#### Supplied records:
-----

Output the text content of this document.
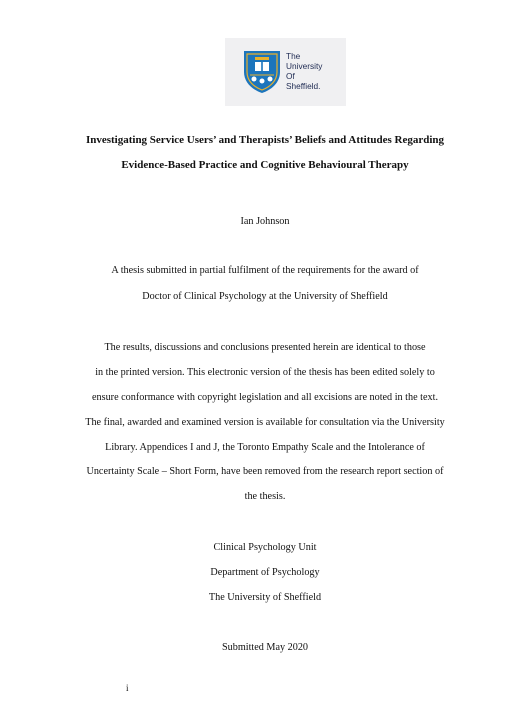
The
University
Of
Sheffield.
Investigating Service Users’ and Therapists’ Beliefs and Attitudes Regarding
Evidence-Based Practice and Cognitive Behavioural Therapy
Ian Johnson
A thesis submitted in partial fulfilment of the requirements for the award of
Doctor of Clinical Psychology at the University of Sheffield
The results, discussions and conclusions presented herein are identical to those
in the printed version. This electronic version of the thesis has been edited solely to
ensure conformance with copyright legislation and all excisions are noted in the text.
The final, awarded and examined version is available for consultation via the University
Library. Appendices I and J, the Toronto Empathy Scale and the Intolerance of
Uncertainty Scale – Short Form, have been removed from the research report section of
the thesis.
Clinical Psychology Unit
Department of Psychology
The University of Sheffield
Submitted May 2020
i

-----

#### What to do:
Pictures are to be left out; the records above must be repeated word for word.

#### Correct output:
Output the text content of this document.
The
University
Of
Sheffield.
Investigating Service Users’ and Therapists’ Beliefs and Attitudes Regarding
Evidence-Based Practice and Cognitive Behavioural Therapy
Ian Johnson
A thesis submitted in partial fulfilment of the requirements for the award of
Doctor of Clinical Psychology at the University of Sheffield
The results, discussions and conclusions presented herein are identical to those
in the printed version. This electronic version of the thesis has been edited solely to
ensure conformance with copyright legislation and all excisions are noted in the text.
The final, awarded and examined version is available for consultation via the University
Library. Appendices I and J, the Toronto Empathy Scale and the Intolerance of
Uncertainty Scale – Short Form, have been removed from the research report section of
the thesis.
Clinical Psychology Unit
Department of Psychology
The University of Sheffield
Submitted May 2020
i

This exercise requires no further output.